■ Job ■
Return all of the entries word for word, but omit the pictures they contain.

■ Record set ■
===

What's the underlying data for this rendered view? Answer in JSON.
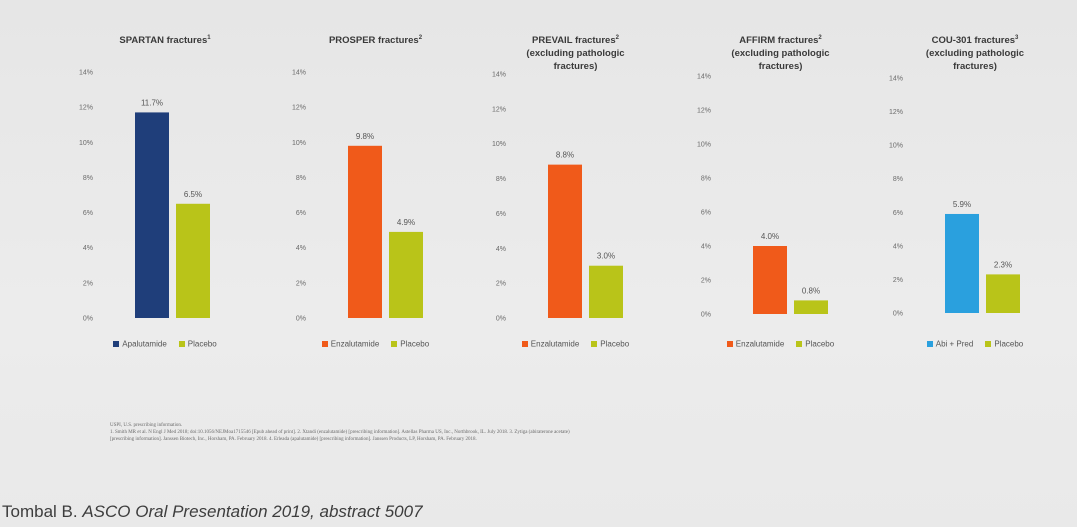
{
  "chart_data": [
    {
      "type": "bar",
      "title": "SPARTAN fractures",
      "title_ref": "1",
      "categories": [
        "Apalutamide",
        "Placebo"
      ],
      "values": [
        11.7,
        6.5
      ],
      "value_labels": [
        "11.7%",
        "6.5%"
      ],
      "colors": [
        "#1f3e7a",
        "#b9c419"
      ],
      "ylim": [
        0,
        14
      ],
      "yticks": [
        "0%",
        "2%",
        "4%",
        "6%",
        "8%",
        "10%",
        "12%",
        "14%"
      ],
      "legend_position": "bottom",
      "grid": false
    },
    {
      "type": "bar",
      "title": "PROSPER fractures",
      "title_ref": "2",
      "categories": [
        "Enzalutamide",
        "Placebo"
      ],
      "values": [
        9.8,
        4.9
      ],
      "value_labels": [
        "9.8%",
        "4.9%"
      ],
      "colors": [
        "#f05a1a",
        "#b9c419"
      ],
      "ylim": [
        0,
        14
      ],
      "yticks": [
        "0%",
        "2%",
        "4%",
        "6%",
        "8%",
        "10%",
        "12%",
        "14%"
      ],
      "legend_position": "bottom",
      "grid": false
    },
    {
      "type": "bar",
      "title": "PREVAIL fractures",
      "title_ref": "2",
      "subtitle": "(excluding pathologic fractures)",
      "categories": [
        "Enzalutamide",
        "Placebo"
      ],
      "values": [
        8.8,
        3.0
      ],
      "value_labels": [
        "8.8%",
        "3.0%"
      ],
      "colors": [
        "#f05a1a",
        "#b9c419"
      ],
      "ylim": [
        0,
        14
      ],
      "yticks": [
        "0%",
        "2%",
        "4%",
        "6%",
        "8%",
        "10%",
        "12%",
        "14%"
      ],
      "legend_position": "bottom",
      "grid": false
    },
    {
      "type": "bar",
      "title": "AFFIRM fractures",
      "title_ref": "2",
      "subtitle": "(excluding pathologic fractures)",
      "categories": [
        "Enzalutamide",
        "Placebo"
      ],
      "values": [
        4.0,
        0.8
      ],
      "value_labels": [
        "4.0%",
        "0.8%"
      ],
      "colors": [
        "#f05a1a",
        "#b9c419"
      ],
      "ylim": [
        0,
        14
      ],
      "yticks": [
        "0%",
        "2%",
        "4%",
        "6%",
        "8%",
        "10%",
        "12%",
        "14%"
      ],
      "legend_position": "bottom",
      "grid": false
    },
    {
      "type": "bar",
      "title": "COU-301 fractures",
      "title_ref": "3",
      "subtitle": "(excluding pathologic fractures)",
      "categories": [
        "Abi + Pred",
        "Placebo"
      ],
      "values": [
        5.9,
        2.3
      ],
      "value_labels": [
        "5.9%",
        "2.3%"
      ],
      "colors": [
        "#2aa0de",
        "#b9c419"
      ],
      "ylim": [
        0,
        14
      ],
      "yticks": [
        "0%",
        "2%",
        "4%",
        "6%",
        "8%",
        "10%",
        "12%",
        "14%"
      ],
      "legend_position": "bottom",
      "grid": false
    }
  ],
  "references": [
    "USPI, U.S. prescribing information.",
    "1. Smith MR et al. N Engl J Med 2018; doi:10.1056/NEJMoa1715546 [Epub ahead of print]. 2. Xtandi (enzalutamide) [prescribing information]. Astellas Pharma US, Inc., Northbrook, IL. July 2018. 3. Zytiga (abiraterone acetate)",
    "[prescribing information]. Janssen Biotech, Inc., Horsham, PA. February 2018. 4. Erleada (apalutamide) [prescribing information]. Janssen Products, LP, Horsham, PA. February 2018."
  ],
  "citation": {
    "author": "Tombal B.",
    "source": "ASCO Oral Presentation 2019, abstract 5007"
  }
}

===

■ Response to this exercise ■
What's the underlying data for this rendered view? Answer in JSON.
{
  "chart_data": [
    {
      "type": "bar",
      "title": "SPARTAN fractures",
      "title_ref": "1",
      "categories": [
        "Apalutamide",
        "Placebo"
      ],
      "values": [
        11.7,
        6.5
      ],
      "value_labels": [
        "11.7%",
        "6.5%"
      ],
      "colors": [
        "#1f3e7a",
        "#b9c419"
      ],
      "ylim": [
        0,
        14
      ],
      "yticks": [
        "0%",
        "2%",
        "4%",
        "6%",
        "8%",
        "10%",
        "12%",
        "14%"
      ],
      "legend_position": "bottom",
      "grid": false
    },
    {
      "type": "bar",
      "title": "PROSPER fractures",
      "title_ref": "2",
      "categories": [
        "Enzalutamide",
        "Placebo"
      ],
      "values": [
        9.8,
        4.9
      ],
      "value_labels": [
        "9.8%",
        "4.9%"
      ],
      "colors": [
        "#f05a1a",
        "#b9c419"
      ],
      "ylim": [
        0,
        14
      ],
      "yticks": [
        "0%",
        "2%",
        "4%",
        "6%",
        "8%",
        "10%",
        "12%",
        "14%"
      ],
      "legend_position": "bottom",
      "grid": false
    },
    {
      "type": "bar",
      "title": "PREVAIL fractures",
      "title_ref": "2",
      "subtitle": "(excluding pathologic fractures)",
      "categories": [
        "Enzalutamide",
        "Placebo"
      ],
      "values": [
        8.8,
        3.0
      ],
      "value_labels": [
        "8.8%",
        "3.0%"
      ],
      "colors": [
        "#f05a1a",
        "#b9c419"
      ],
      "ylim": [
        0,
        14
      ],
      "yticks": [
        "0%",
        "2%",
        "4%",
        "6%",
        "8%",
        "10%",
        "12%",
        "14%"
      ],
      "legend_position": "bottom",
      "grid": false
    },
    {
      "type": "bar",
      "title": "AFFIRM fractures",
      "title_ref": "2",
      "subtitle": "(excluding pathologic fractures)",
      "categories": [
        "Enzalutamide",
        "Placebo"
      ],
      "values": [
        4.0,
        0.8
      ],
      "value_labels": [
        "4.0%",
        "0.8%"
      ],
      "colors": [
        "#f05a1a",
        "#b9c419"
      ],
      "ylim": [
        0,
        14
      ],
      "yticks": [
        "0%",
        "2%",
        "4%",
        "6%",
        "8%",
        "10%",
        "12%",
        "14%"
      ],
      "legend_position": "bottom",
      "grid": false
    },
    {
      "type": "bar",
      "title": "COU-301 fractures",
      "title_ref": "3",
      "subtitle": "(excluding pathologic fractures)",
      "categories": [
        "Abi + Pred",
        "Placebo"
      ],
      "values": [
        5.9,
        2.3
      ],
      "value_labels": [
        "5.9%",
        "2.3%"
      ],
      "colors": [
        "#2aa0de",
        "#b9c419"
      ],
      "ylim": [
        0,
        14
      ],
      "yticks": [
        "0%",
        "2%",
        "4%",
        "6%",
        "8%",
        "10%",
        "12%",
        "14%"
      ],
      "legend_position": "bottom",
      "grid": false
    }
  ],
  "references": [
    "USPI, U.S. prescribing information.",
    "1. Smith MR et al. N Engl J Med 2018; doi:10.1056/NEJMoa1715546 [Epub ahead of print]. 2. Xtandi (enzalutamide) [prescribing information]. Astellas Pharma US, Inc., Northbrook, IL. July 2018. 3. Zytiga (abiraterone acetate)",
    "[prescribing information]. Janssen Biotech, Inc., Horsham, PA. February 2018. 4. Erleada (apalutamide) [prescribing information]. Janssen Products, LP, Horsham, PA. February 2018."
  ],
  "citation": {
    "author": "Tombal B.",
    "source": "ASCO Oral Presentation 2019, abstract 5007"
  }
}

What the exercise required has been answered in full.